Prompt: Go through the material below and copy each line where the word "的分母中只含有质因数" appears.

Material supplied:
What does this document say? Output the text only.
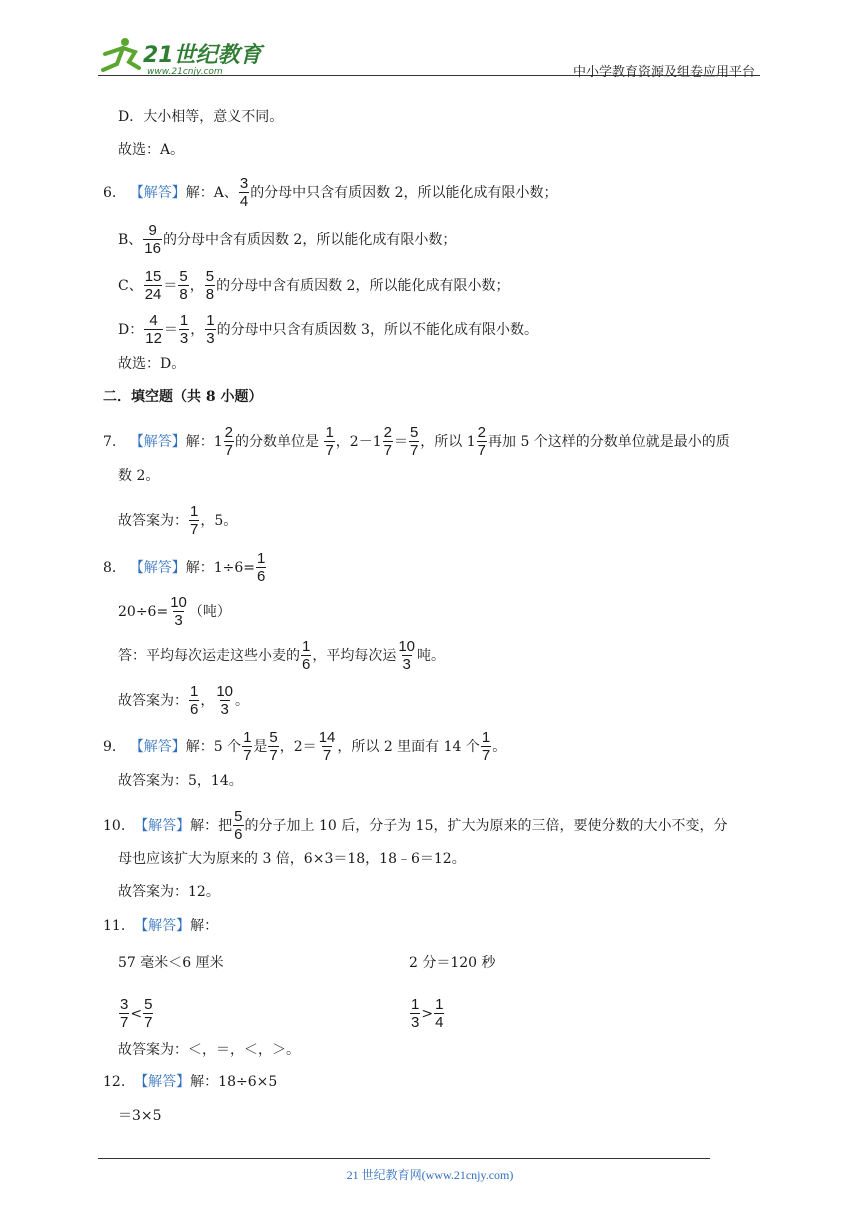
21世纪教育
www.21cnjy.com	中小学教育资源及组卷应用平台
D．大小相等，意义不同。
故选：A。
6.
【解答】 解：A、 $\frac{3}{4}$ 的分母中只含有质因数 2，所以能化成有限小数；
B、 $\frac{9}{16}$ 的分母中含有质因数 2，所以能化成有限小数；
C、 $\frac{15}{24} = \frac{5}{8}$ ， $\frac{5}{8}$ 的分母中含有质因数 2，所以能化成有限小数；
D： $\frac{4}{12} = \frac{1}{3}$ ， $\frac{1}{3}$ 的分母中只含有质因数 3，所以不能化成有限小数。
故选：D。
二．填空题（共 8 小题）
7.
【解答】 解：$1 \frac{2}{7}$ 的分数单位是
$\frac{1}{7}$ ，$2-1 \frac{2}{7} = \frac{5}{7}$ ，所以 $1 \frac{2}{7}$ 再加 5 个这样的分数单位就是最小的质
数 2。
故答案为： $\frac{1}{7}$ ，5。
8.
【解答】 解：$1\div 6= \frac{1}{6}$
$20\div 6= \frac{10}{3}$ （吨）
答：平均每次运走这些小麦的 $\frac{1}{6}$ ，平均每次运 $\frac{10}{3}$ 吨。
故答案为： $\frac{1}{6}$ ， $\frac{10}{3}$ 。
9.
【解答】 解：5 个 $\frac{1}{7}$ 是 $\frac{5}{7}$ ，$2= \frac{14}{7}$ ，所以 2 里面有 14 个 $\frac{1}{7}$ 。
故答案为：5，14。
10.
【解答】 解：把 $\frac{5}{6}$ 的分子加上 10 后，分子为 15，扩大为原来的三倍，要使分数的大小不变，分
母也应该扩大为原来的 3 倍，6×3＝18，18﹣6＝12。
故答案为：12。
11.
【解答】 解：
57 毫米＜6 厘米	2 分＝120 秒
$\frac{3}{7} < \frac{5}{7}$	$\frac{1}{3} > \frac{1}{4}$
故答案为：＜，＝，＜，＞。
12.
【解答】 解：18÷6×5
＝3×5
21 世纪教育网(www.21cnjy.com)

Solved exercise:
【解答】 解：A、 $\frac{3}{4}$ 的分母中只含有质因数 2，所以能化成有限小数；
D： $\frac{4}{12} = \frac{1}{3}$ ， $\frac{1}{3}$ 的分母中只含有质因数 3，所以不能化成有限小数。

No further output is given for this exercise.